**EXERCISE:**
Repeat word for word the lines below, starting with the line that contains "series-line: [156, 514, 1086, 523]" and going on through the line that contains "series-line: [156, 106, 1087, 132]", with both of those lines included.

++++++++++++++++++++

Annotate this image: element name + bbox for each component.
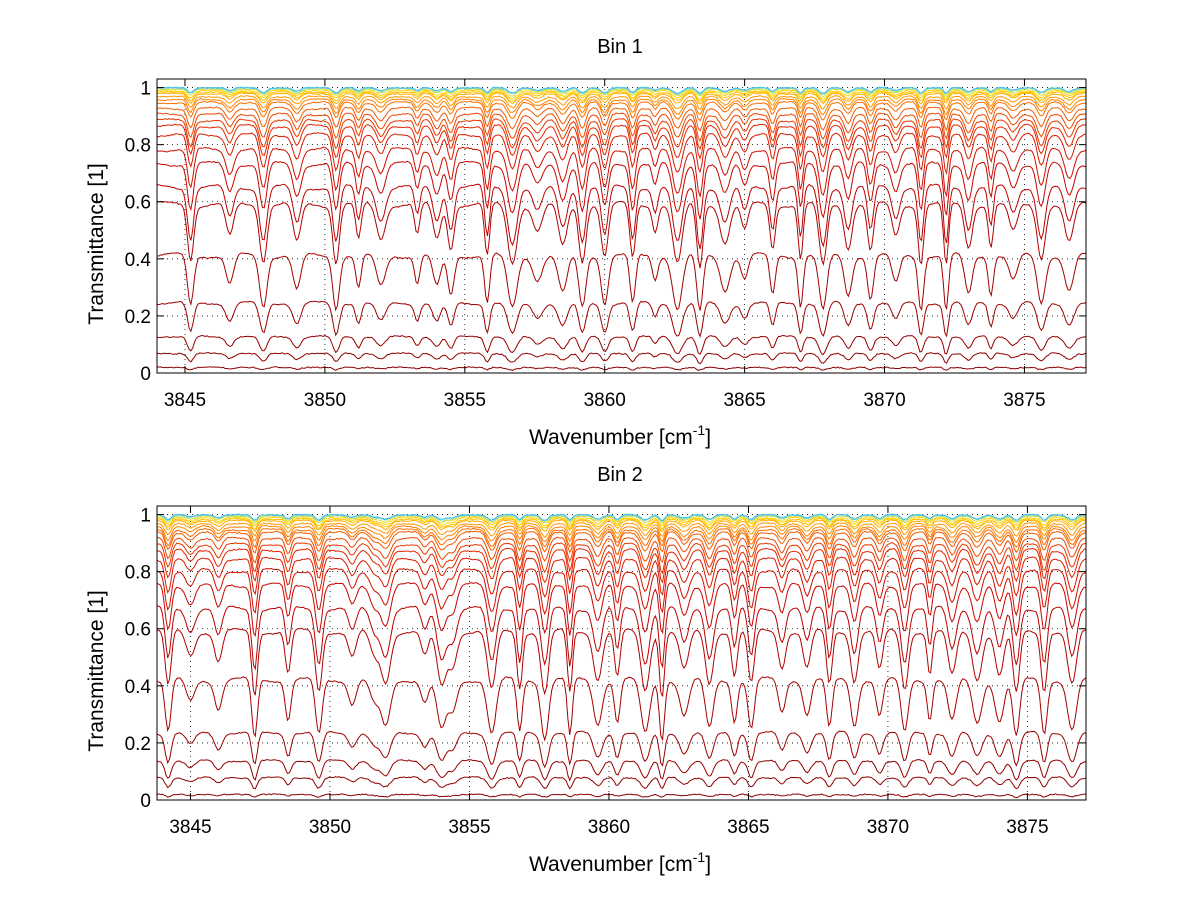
series-line: [156, 514, 1086, 523]
grid-lines: [157, 79, 1086, 373]
series-line: [156, 252, 1087, 312]
y-axis-label: Transmittance [1]: [85, 163, 108, 324]
series-line: [156, 730, 1087, 769]
series-line: [156, 567, 1087, 617]
series-line: [156, 146, 1087, 199]
axis-ticks: 3845 3850 3855 3860 3865 3870 3875 0 0.2 0.4 0.6 0.…: [125, 79, 1086, 411]
series-group: [156, 86, 1087, 371]
series-line: [156, 516, 1087, 527]
series-line: [156, 100, 1087, 122]
series-line: [156, 95, 1087, 111]
y-tick-label: 0.2: [125, 734, 151, 755]
x-tick-label: 3870: [867, 817, 909, 838]
chart-title: Bin 1: [597, 36, 643, 58]
series-line: [156, 160, 1087, 220]
series-line: [156, 112, 1087, 143]
series-line: [156, 106, 1087, 132]
series-line: [156, 513, 1087, 522]
y-tick-label: 0.8: [125, 563, 151, 584]
x-tick-label: 3850: [304, 390, 346, 411]
series-line: [156, 200, 1087, 269]
x-tick-label: 3855: [444, 390, 486, 411]
x-tick-label: 3870: [863, 390, 905, 411]
x-tick-label: 3860: [584, 390, 626, 411]
x-tick-label: 3865: [727, 817, 769, 838]
x-tick-label: 3855: [448, 817, 490, 838]
x-tick-label: 3850: [309, 817, 351, 838]
series-line: [156, 300, 1087, 339]
plot-frame: [156, 78, 1087, 374]
y-tick-label: 1: [140, 79, 151, 100]
series-group: [156, 513, 1087, 799]
series-line: [156, 183, 1087, 250]
y-axis-label: Transmittance [1]: [85, 590, 108, 751]
x-tick-label: 3860: [588, 817, 630, 838]
series-line: [156, 366, 1087, 371]
x-tick-label: 3845: [164, 390, 206, 411]
y-tick-label: 0: [140, 791, 151, 812]
series-line: [156, 92, 1087, 105]
series-line: [156, 793, 1087, 799]
series-line: [156, 527, 1087, 549]
series-line: [157, 522, 1087, 538]
series-line: [156, 524, 1087, 544]
series-line: [157, 351, 1087, 365]
plot-frame: [156, 505, 1087, 801]
series-line: [156, 98, 1087, 116]
series-line: [156, 582, 1087, 638]
series-line: [156, 517, 1087, 530]
axis-ticks: 3845 3850 3855 3860 3865 3870 3875 0 0.2 0.4 0.6 0.…: [125, 506, 1086, 838]
series-line: [156, 547, 1087, 584]
y-tick-label: 0.6: [125, 193, 151, 214]
y-tick-label: 0.4: [125, 250, 152, 271]
series-line: [156, 605, 1087, 671]
series-line: [156, 519, 1087, 533]
series-line: [156, 117, 1087, 151]
series-line: [156, 676, 1087, 742]
y-tick-label: 0.4: [125, 677, 152, 698]
series-line: [156, 627, 1087, 697]
x-tick-label: 3845: [169, 817, 211, 838]
series-line: [156, 759, 1087, 782]
chart-panel-bin-2: Bin 2 3845 3850 3855 3860 3865 3870 3875 0 0.2 0.…: [85, 464, 1087, 876]
series-line: [156, 530, 1087, 554]
y-tick-label: 0.8: [125, 136, 151, 157]
series-line: [156, 90, 1087, 102]
y-tick-label: 0.2: [125, 307, 151, 328]
chart-panel-bin-1: Bin 1 3845 3850 3855 3860 3865 3870 3875 0 0.2 0.…: [85, 36, 1087, 449]
series-line: [156, 776, 1087, 790]
series-line: [156, 86, 1087, 95]
x-tick-label: 3875: [1006, 817, 1048, 838]
x-tick-label: 3875: [1003, 390, 1045, 411]
series-line: [156, 132, 1087, 176]
series-line: [156, 123, 1087, 160]
chart-title: Bin 2: [597, 464, 643, 486]
series-line: [156, 334, 1087, 355]
y-tick-label: 0: [140, 364, 151, 385]
x-axis-label: Wavenumber [cm-1]: [529, 849, 711, 876]
series-line: [156, 556, 1087, 598]
series-line: [156, 536, 1086, 564]
series-line: [156, 542, 1087, 575]
series-line: [156, 89, 1087, 100]
series-line: [156, 87, 1086, 98]
y-tick-label: 0.6: [125, 620, 151, 641]
y-tick-label: 1: [140, 506, 151, 527]
x-axis-label: Wavenumber [cm-1]: [529, 422, 711, 449]
x-tick-label: 3865: [723, 390, 765, 411]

++++++++++++++++++++

**CORRECT RESULT:**
series-line: [156, 514, 1086, 523]
grid-lines: [157, 79, 1086, 373]
series-line: [156, 252, 1087, 312]
y-axis-label: Transmittance [1]: [85, 163, 108, 324]
series-line: [156, 730, 1087, 769]
series-line: [156, 567, 1087, 617]
series-line: [156, 146, 1087, 199]
axis-ticks: 3845 3850 3855 3860 3865 3870 3875 0 0.2 0.4 0.6 0.…: [125, 79, 1086, 411]
series-group: [156, 86, 1087, 371]
series-line: [156, 516, 1087, 527]
series-line: [156, 100, 1087, 122]
series-line: [156, 95, 1087, 111]
y-tick-label: 0.2: [125, 734, 151, 755]
x-tick-label: 3870: [867, 817, 909, 838]
chart-title: Bin 1: [597, 36, 643, 58]
series-line: [156, 160, 1087, 220]
series-line: [156, 112, 1087, 143]
series-line: [156, 106, 1087, 132]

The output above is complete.